**Task details**
Do any lines in the data below contain "metcoal"? If so, copy every one of them.
------ Data for processing
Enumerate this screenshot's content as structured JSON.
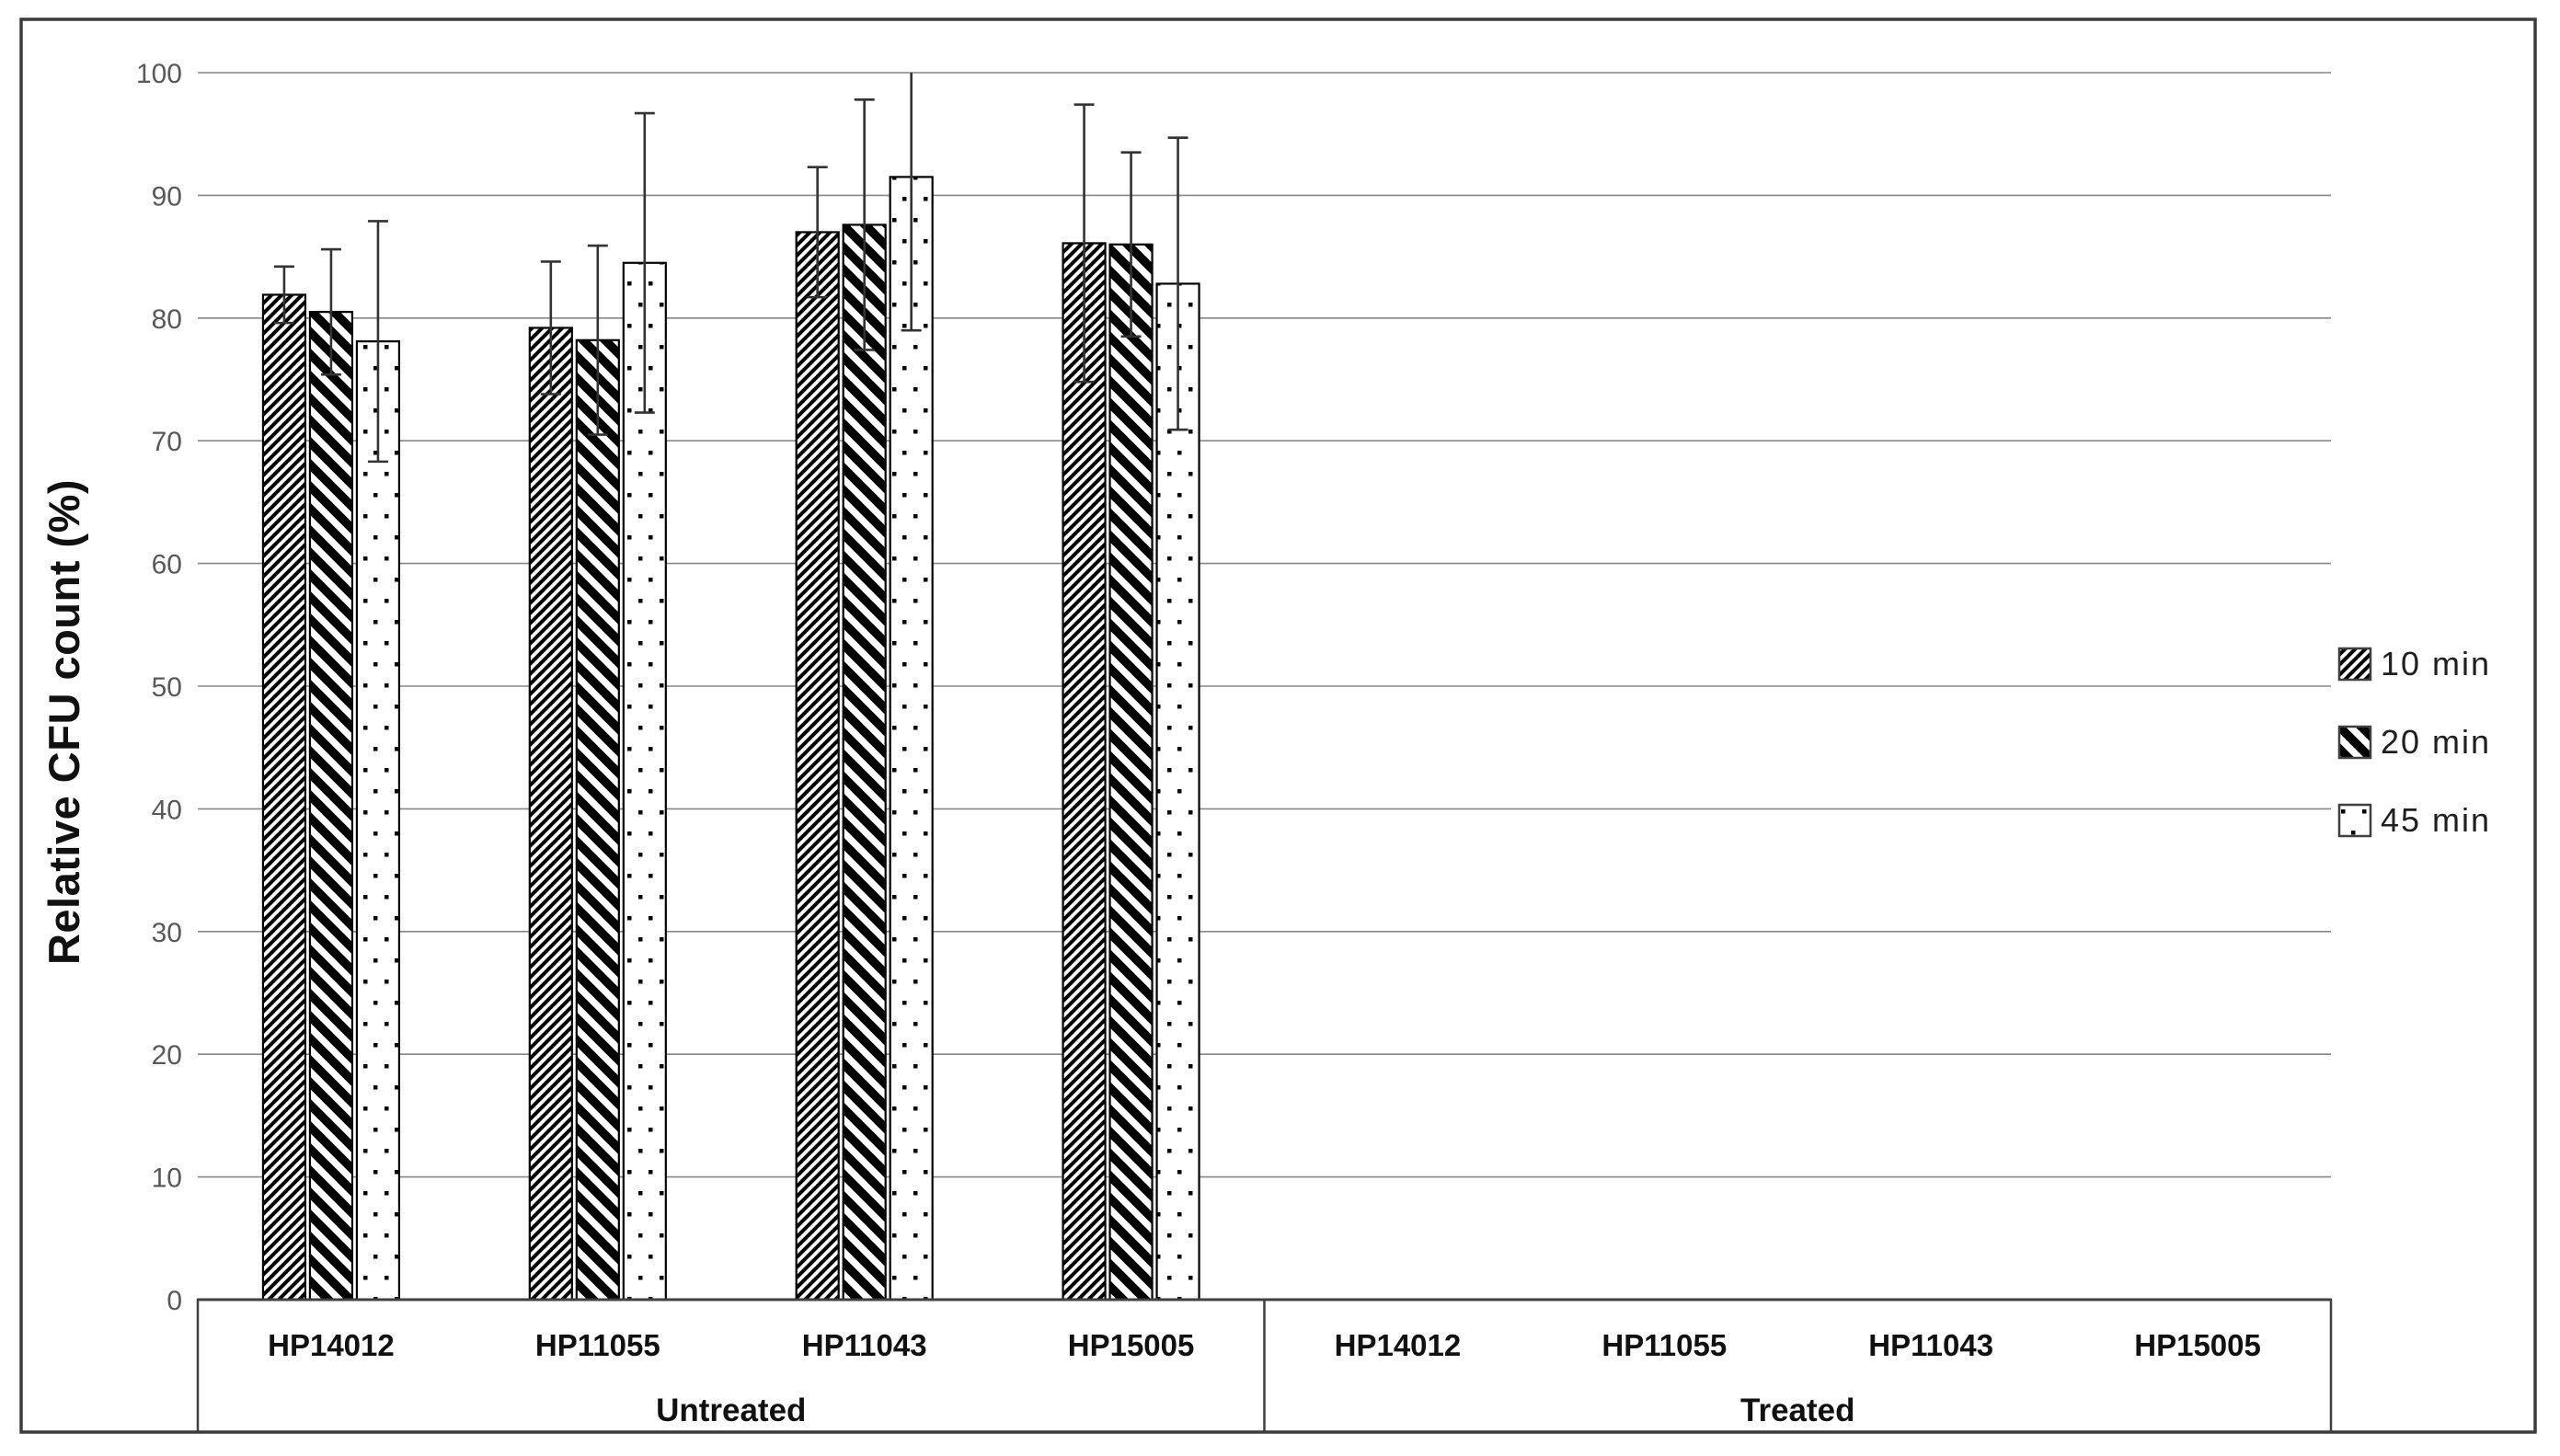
{
  "chart_data": {
    "type": "bar",
    "title": "",
    "xlabel": "",
    "ylabel": "Relative CFU count (%)",
    "ylim": [
      0,
      100
    ],
    "yticks": [
      0,
      10,
      20,
      30,
      40,
      50,
      60,
      70,
      80,
      90,
      100
    ],
    "grid": true,
    "legend_position": "right-middle",
    "series_names": [
      "10 min",
      "20 min",
      "45 min"
    ],
    "series_patterns": [
      "thin-forward-diagonal-hatch",
      "thick-backward-diagonal-hatch",
      "sparse-square-dots"
    ],
    "error_bars": "symmetric, clipped at y=100",
    "groups": [
      {
        "label": "Untreated",
        "categories": [
          "HP14012",
          "HP11055",
          "HP11043",
          "HP15005"
        ],
        "series": [
          {
            "name": "10 min",
            "values": [
              81.9,
              79.2,
              87.0,
              86.1
            ],
            "errors": [
              2.3,
              5.4,
              5.3,
              11.3
            ]
          },
          {
            "name": "20 min",
            "values": [
              80.5,
              78.2,
              87.6,
              86.0
            ],
            "errors": [
              5.1,
              7.7,
              10.2,
              7.5
            ]
          },
          {
            "name": "45 min",
            "values": [
              78.1,
              84.5,
              91.5,
              82.8
            ],
            "errors": [
              9.8,
              12.2,
              12.5,
              11.9
            ]
          }
        ]
      },
      {
        "label": "Treated",
        "categories": [
          "HP14012",
          "HP11055",
          "HP11043",
          "HP15005"
        ],
        "series": [
          {
            "name": "10 min",
            "values": [
              0,
              0,
              0,
              0
            ],
            "errors": [
              0,
              0,
              0,
              0
            ]
          },
          {
            "name": "20 min",
            "values": [
              0,
              0,
              0,
              0
            ],
            "errors": [
              0,
              0,
              0,
              0
            ]
          },
          {
            "name": "45 min",
            "values": [
              0,
              0,
              0,
              0
            ],
            "errors": [
              0,
              0,
              0,
              0
            ]
          }
        ]
      }
    ],
    "colors": {
      "bars": "#000000",
      "grid": "#878787",
      "axis": "#404040",
      "frame": "#3b3b3b",
      "tick_text": "#595959",
      "label_text": "#111111",
      "error_bar": "#333333"
    }
  },
  "legend": {
    "items": [
      "10 min",
      "20 min",
      "45 min"
    ]
  }
}
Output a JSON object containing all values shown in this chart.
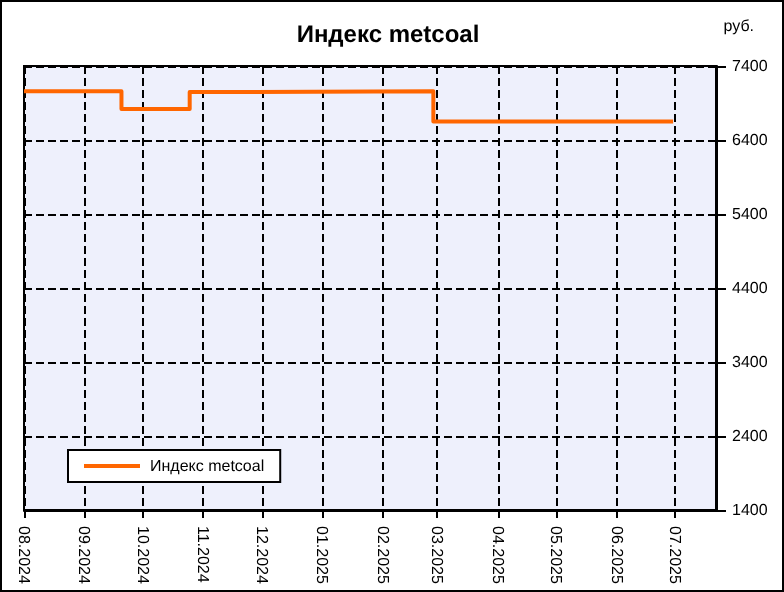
{
  "chart_data": {
    "type": "step",
    "title": "Индекс metcoal",
    "ylabel": "руб.",
    "x": [
      "2024-08-01",
      "2024-09-20",
      "2024-10-25",
      "2024-11-25",
      "2025-02-27",
      "2025-06-30"
    ],
    "series": [
      {
        "name": "Индекс metcoal",
        "color": "#ff6600",
        "values": [
          7060,
          6820,
          7050,
          7060,
          6650,
          6650
        ]
      }
    ],
    "xlim": [
      "2024-08-01",
      "2025-07-22"
    ],
    "xticks": [
      {
        "value": "2024-08-01",
        "label": "08.2024"
      },
      {
        "value": "2024-09-01",
        "label": "09.2024"
      },
      {
        "value": "2024-10-01",
        "label": "10.2024"
      },
      {
        "value": "2024-11-01",
        "label": "11.2024"
      },
      {
        "value": "2024-12-01",
        "label": "12.2024"
      },
      {
        "value": "2025-01-01",
        "label": "01.2025"
      },
      {
        "value": "2025-02-01",
        "label": "02.2025"
      },
      {
        "value": "2025-03-01",
        "label": "03.2025"
      },
      {
        "value": "2025-04-01",
        "label": "04.2025"
      },
      {
        "value": "2025-05-01",
        "label": "05.2025"
      },
      {
        "value": "2025-06-01",
        "label": "06.2025"
      },
      {
        "value": "2025-07-01",
        "label": "07.2025"
      }
    ],
    "ylim": [
      1400,
      7400
    ],
    "yticks": [
      1400,
      2400,
      3400,
      4400,
      5400,
      6400,
      7400
    ],
    "grid": true,
    "legend": "bottom left",
    "line_style": "solid",
    "marker": "none"
  }
}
------------
**Output for this exercise**
    "title": "Индекс metcoal",
        "name": "Индекс metcoal",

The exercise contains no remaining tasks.